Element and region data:
—————
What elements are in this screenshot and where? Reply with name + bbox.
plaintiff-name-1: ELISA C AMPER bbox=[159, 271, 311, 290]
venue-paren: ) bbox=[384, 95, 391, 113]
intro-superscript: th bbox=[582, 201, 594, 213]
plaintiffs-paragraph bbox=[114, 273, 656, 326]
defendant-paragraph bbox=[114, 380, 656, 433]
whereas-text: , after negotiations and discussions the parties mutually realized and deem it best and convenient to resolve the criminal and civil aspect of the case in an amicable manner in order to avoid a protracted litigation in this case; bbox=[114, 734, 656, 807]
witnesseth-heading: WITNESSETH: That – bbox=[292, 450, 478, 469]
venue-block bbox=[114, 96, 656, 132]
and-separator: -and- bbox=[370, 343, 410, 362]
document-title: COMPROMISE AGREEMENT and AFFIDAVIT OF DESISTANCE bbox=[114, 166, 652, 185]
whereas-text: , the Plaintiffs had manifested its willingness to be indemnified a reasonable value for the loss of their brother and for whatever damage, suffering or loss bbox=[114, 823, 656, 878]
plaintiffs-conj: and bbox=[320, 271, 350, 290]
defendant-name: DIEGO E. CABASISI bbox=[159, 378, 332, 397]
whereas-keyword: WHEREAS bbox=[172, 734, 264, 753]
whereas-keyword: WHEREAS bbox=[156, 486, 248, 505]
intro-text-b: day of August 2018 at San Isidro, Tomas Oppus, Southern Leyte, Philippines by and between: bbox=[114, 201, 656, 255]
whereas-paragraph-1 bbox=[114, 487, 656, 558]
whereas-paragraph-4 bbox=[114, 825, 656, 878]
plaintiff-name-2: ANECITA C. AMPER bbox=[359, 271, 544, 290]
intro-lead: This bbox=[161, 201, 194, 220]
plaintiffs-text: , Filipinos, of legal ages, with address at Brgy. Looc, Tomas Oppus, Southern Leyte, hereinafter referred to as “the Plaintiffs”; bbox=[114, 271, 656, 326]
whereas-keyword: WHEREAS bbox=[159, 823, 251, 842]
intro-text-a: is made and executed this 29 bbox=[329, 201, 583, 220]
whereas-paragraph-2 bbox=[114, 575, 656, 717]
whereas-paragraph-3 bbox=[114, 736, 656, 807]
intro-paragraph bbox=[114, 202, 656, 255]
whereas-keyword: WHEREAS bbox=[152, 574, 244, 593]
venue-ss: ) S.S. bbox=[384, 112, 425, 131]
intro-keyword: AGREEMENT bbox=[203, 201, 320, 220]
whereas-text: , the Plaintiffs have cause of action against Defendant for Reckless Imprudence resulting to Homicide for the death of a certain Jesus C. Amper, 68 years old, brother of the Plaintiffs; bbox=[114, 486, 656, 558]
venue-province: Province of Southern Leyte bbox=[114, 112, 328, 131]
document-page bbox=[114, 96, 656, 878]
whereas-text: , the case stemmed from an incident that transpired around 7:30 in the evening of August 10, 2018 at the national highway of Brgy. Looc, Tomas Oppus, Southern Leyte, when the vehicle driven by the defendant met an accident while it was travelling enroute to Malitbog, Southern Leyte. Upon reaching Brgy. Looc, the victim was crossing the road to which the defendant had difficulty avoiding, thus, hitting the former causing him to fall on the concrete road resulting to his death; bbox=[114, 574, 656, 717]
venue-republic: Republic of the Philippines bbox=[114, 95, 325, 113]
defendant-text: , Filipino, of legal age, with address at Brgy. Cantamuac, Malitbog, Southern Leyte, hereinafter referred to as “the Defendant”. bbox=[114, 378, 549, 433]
—————
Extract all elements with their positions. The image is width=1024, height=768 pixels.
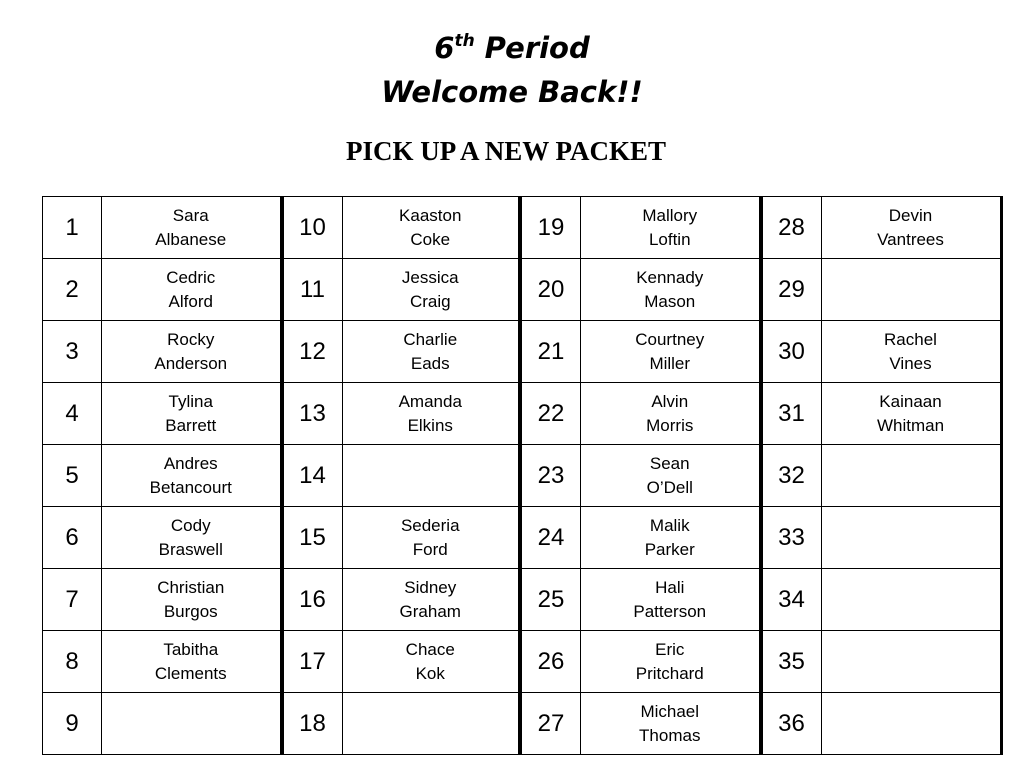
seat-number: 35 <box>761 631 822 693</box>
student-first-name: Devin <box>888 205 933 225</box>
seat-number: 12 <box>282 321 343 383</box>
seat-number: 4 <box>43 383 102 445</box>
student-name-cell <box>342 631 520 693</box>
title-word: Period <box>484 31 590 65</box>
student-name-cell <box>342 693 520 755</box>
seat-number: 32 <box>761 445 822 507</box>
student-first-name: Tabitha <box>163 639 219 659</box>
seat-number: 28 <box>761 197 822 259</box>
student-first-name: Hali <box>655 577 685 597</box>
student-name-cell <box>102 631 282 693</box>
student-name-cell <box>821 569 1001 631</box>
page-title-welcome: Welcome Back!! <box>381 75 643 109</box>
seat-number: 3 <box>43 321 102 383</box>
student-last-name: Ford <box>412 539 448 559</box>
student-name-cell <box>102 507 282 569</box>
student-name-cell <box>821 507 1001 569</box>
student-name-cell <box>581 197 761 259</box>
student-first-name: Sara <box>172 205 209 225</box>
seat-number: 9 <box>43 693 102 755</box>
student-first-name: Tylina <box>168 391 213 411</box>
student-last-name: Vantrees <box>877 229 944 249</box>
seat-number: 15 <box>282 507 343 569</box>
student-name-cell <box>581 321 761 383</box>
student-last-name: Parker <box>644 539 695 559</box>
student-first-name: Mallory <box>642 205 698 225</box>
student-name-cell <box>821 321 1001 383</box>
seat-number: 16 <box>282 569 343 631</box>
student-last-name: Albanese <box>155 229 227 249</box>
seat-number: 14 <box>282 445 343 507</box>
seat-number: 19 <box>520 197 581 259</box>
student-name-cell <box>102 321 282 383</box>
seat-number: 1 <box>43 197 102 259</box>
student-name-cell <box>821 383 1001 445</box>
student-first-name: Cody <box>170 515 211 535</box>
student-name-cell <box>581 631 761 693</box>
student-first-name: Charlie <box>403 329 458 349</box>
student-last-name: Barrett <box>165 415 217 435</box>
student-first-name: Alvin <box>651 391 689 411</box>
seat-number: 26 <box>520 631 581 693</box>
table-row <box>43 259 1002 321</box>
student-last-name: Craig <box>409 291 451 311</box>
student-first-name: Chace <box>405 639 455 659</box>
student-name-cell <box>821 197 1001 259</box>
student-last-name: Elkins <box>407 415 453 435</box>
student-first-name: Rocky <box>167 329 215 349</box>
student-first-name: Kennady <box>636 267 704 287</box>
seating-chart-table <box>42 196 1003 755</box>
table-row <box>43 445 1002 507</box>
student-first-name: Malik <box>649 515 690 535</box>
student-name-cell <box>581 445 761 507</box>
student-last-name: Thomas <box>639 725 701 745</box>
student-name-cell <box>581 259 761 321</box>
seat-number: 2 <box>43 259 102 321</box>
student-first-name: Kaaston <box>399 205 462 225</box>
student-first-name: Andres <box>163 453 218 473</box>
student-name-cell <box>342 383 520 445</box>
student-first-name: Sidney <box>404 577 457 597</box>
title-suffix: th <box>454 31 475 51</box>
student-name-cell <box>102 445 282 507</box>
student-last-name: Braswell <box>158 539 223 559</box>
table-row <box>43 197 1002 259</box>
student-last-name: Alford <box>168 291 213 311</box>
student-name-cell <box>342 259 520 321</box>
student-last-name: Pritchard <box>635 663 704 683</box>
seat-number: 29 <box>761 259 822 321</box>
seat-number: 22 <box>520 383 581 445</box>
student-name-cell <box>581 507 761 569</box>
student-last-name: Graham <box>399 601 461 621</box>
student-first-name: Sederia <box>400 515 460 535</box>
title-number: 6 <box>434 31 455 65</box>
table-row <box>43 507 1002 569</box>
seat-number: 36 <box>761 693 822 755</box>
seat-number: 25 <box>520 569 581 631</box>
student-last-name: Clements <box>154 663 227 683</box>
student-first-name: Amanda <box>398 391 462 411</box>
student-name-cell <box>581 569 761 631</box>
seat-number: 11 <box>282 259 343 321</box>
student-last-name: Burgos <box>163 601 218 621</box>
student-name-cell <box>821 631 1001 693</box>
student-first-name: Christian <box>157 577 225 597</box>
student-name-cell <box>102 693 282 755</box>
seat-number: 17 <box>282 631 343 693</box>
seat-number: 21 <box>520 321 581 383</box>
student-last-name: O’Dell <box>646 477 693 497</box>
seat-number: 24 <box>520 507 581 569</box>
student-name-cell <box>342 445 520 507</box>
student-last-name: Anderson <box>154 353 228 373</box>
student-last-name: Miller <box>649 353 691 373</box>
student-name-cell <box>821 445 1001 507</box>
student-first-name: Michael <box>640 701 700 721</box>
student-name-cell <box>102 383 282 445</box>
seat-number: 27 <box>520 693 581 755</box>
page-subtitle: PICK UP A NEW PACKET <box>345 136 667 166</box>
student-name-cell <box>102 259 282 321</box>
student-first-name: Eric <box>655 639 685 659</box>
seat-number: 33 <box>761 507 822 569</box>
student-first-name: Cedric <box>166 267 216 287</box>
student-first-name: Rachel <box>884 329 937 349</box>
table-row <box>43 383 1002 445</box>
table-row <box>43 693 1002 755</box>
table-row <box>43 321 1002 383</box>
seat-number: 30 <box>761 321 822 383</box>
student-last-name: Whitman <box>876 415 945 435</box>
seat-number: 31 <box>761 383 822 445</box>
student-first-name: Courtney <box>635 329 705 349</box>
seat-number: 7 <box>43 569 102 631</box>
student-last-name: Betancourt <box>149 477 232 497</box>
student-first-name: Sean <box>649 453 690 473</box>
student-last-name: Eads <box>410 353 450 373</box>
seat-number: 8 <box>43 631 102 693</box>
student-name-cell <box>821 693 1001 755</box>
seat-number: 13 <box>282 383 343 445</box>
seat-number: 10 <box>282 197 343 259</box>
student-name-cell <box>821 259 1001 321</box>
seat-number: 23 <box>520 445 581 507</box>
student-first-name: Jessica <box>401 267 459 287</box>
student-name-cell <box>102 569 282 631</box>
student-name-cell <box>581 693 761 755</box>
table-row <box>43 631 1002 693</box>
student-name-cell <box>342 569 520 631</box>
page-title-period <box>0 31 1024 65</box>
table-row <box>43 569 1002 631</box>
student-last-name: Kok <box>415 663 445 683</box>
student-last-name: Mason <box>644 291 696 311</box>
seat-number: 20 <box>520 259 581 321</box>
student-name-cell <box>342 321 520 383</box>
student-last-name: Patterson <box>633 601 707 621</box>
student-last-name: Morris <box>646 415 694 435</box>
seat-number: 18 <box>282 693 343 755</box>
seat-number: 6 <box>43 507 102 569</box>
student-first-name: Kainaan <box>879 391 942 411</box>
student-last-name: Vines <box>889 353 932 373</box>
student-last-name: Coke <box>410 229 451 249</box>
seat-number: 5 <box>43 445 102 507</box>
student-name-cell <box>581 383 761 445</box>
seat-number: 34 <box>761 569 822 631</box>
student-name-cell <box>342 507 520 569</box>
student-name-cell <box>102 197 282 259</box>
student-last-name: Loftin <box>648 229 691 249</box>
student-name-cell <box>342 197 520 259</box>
—————
* **Exercise objective**: Revise the part of the listing that opens with the line containing "What elements are" and closes with the line containing "defendant-paragraph bbox=[114, 380, 656, 433]", replacing "bbox" with "box" and leaving everything else unchanged.

* **Answer to the problem**:
What elements are in this screenshot and where? Reply with name + box.
plaintiff-name-1: ELISA C AMPER box=[159, 271, 311, 290]
venue-paren: ) box=[384, 95, 391, 113]
intro-superscript: th box=[582, 201, 594, 213]
plaintiffs-paragraph box=[114, 273, 656, 326]
defendant-paragraph box=[114, 380, 656, 433]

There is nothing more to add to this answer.